* _Problem requirements_
Go through the entries below and collect each line with the string "cold" in it.

* _The records_
......
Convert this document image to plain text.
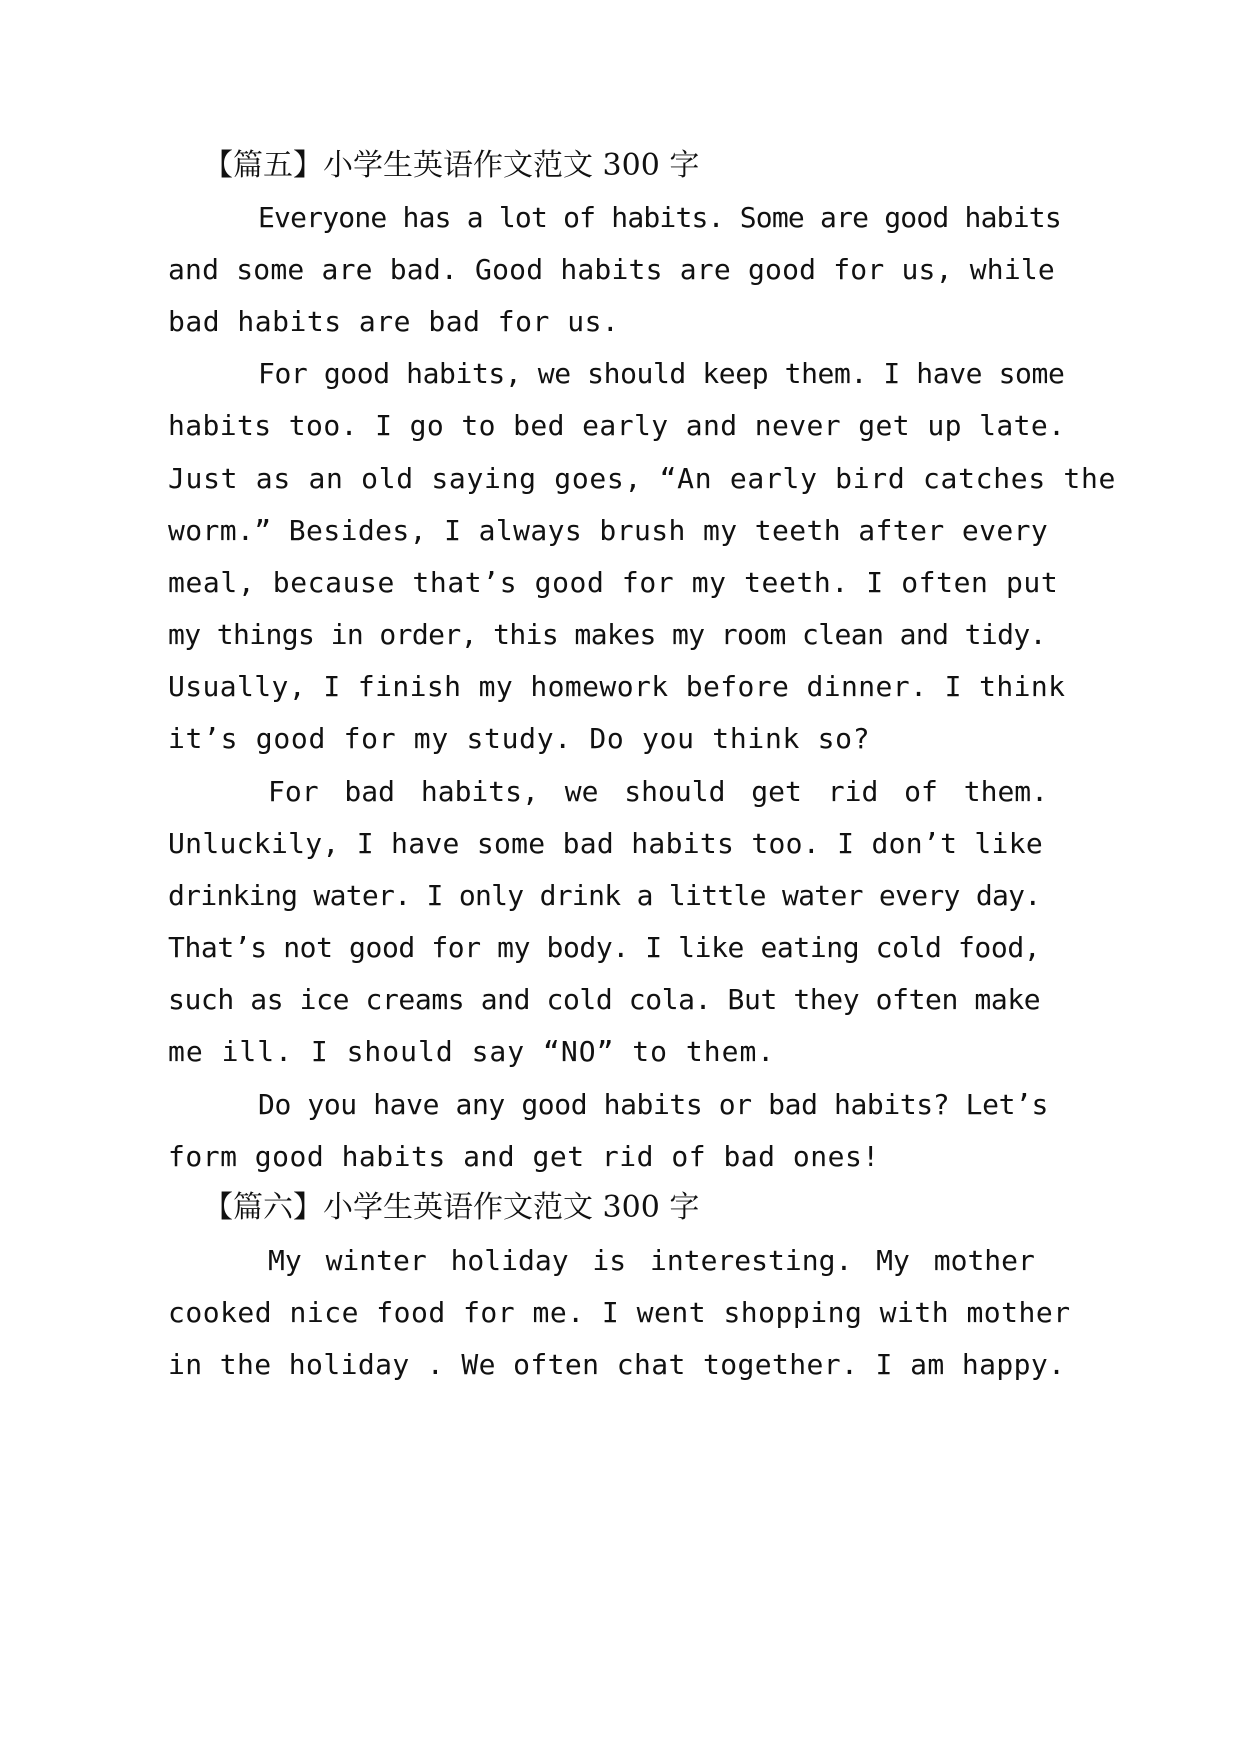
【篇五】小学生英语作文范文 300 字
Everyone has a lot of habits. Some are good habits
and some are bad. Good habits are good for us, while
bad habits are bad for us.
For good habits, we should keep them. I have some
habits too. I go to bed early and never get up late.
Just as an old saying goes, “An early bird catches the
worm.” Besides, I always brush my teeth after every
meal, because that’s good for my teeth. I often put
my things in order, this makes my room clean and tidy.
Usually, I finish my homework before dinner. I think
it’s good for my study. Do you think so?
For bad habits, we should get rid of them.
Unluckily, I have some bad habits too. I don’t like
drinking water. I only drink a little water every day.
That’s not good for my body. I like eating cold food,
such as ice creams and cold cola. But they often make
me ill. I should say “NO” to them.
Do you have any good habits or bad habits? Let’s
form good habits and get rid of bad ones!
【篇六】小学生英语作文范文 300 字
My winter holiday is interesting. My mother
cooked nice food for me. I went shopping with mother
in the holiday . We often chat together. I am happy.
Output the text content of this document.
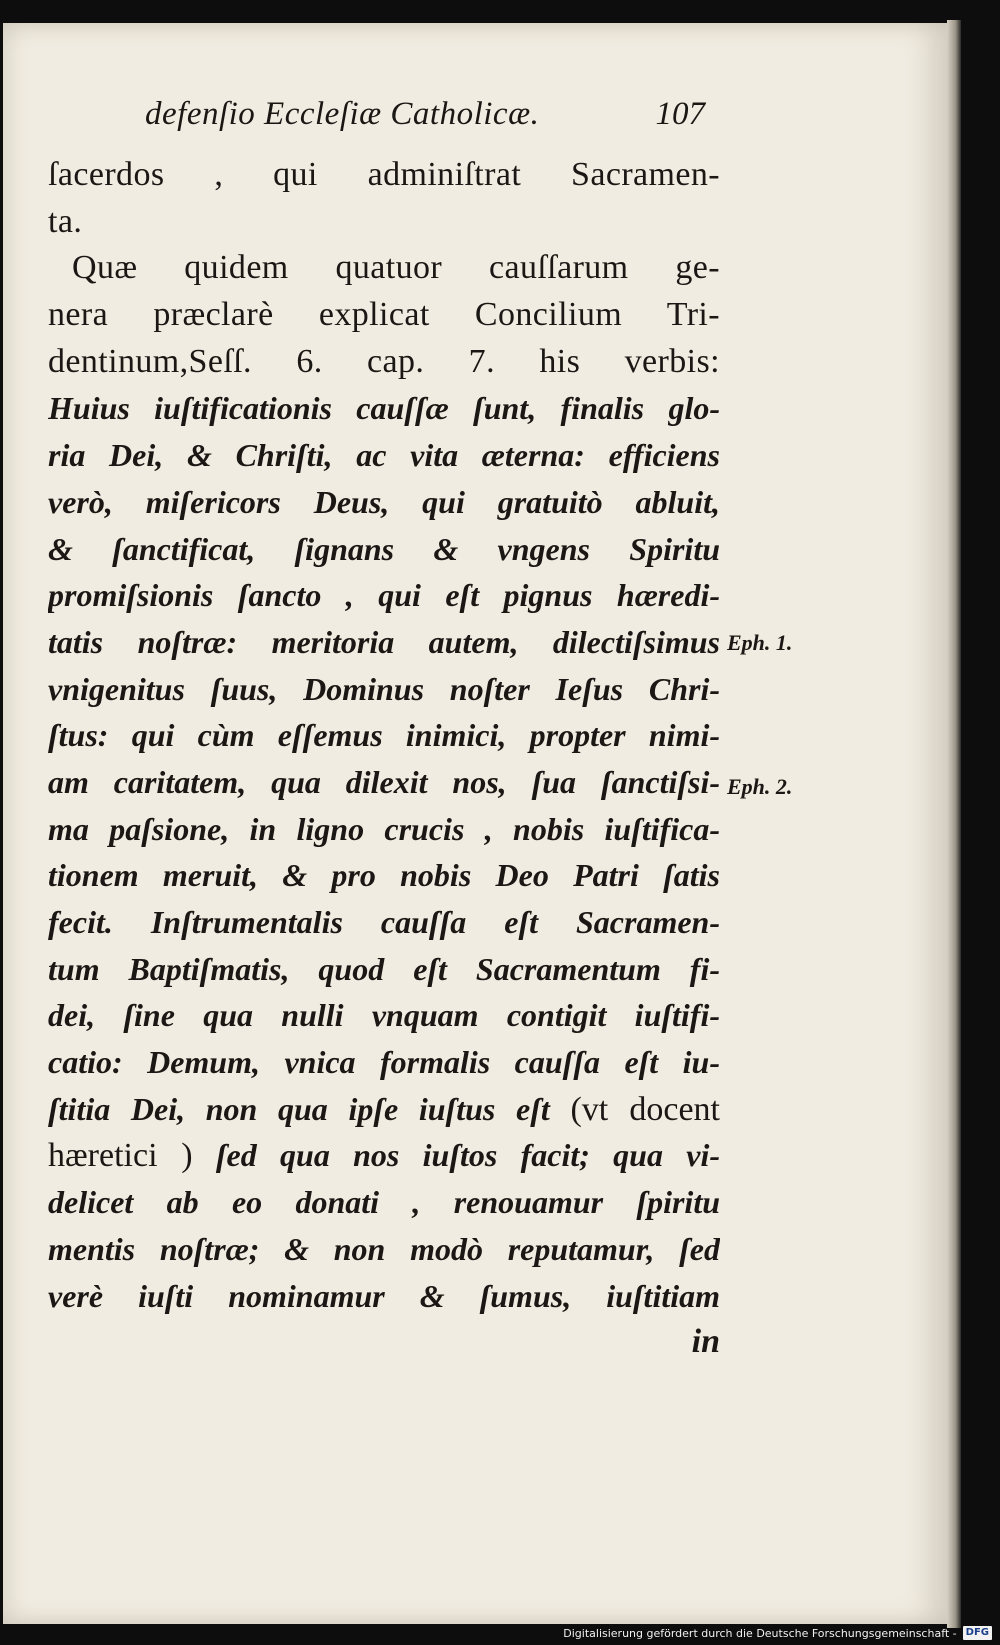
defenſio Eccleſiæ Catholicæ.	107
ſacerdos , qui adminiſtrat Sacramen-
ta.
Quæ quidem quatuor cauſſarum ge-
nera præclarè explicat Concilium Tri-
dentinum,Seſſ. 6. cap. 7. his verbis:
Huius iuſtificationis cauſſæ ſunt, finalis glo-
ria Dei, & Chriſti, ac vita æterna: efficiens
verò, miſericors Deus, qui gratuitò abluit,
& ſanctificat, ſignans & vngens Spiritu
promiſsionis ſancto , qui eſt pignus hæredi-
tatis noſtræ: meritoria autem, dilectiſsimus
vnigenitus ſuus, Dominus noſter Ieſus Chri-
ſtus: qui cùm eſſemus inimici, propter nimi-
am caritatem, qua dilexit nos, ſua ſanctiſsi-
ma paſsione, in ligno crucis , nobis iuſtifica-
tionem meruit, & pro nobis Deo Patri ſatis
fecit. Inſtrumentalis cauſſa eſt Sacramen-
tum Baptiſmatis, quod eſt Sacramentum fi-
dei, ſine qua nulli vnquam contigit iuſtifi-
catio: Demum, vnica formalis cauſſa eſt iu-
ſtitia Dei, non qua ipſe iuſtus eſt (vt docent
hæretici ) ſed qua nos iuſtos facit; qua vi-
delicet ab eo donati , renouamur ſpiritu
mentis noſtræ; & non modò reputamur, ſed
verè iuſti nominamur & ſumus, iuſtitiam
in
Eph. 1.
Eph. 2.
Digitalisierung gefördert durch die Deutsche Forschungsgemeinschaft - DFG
......
* _Result for this exercise_
That’s not good for my body. I like eating cold food,
such as ice creams and cold cola. But they often make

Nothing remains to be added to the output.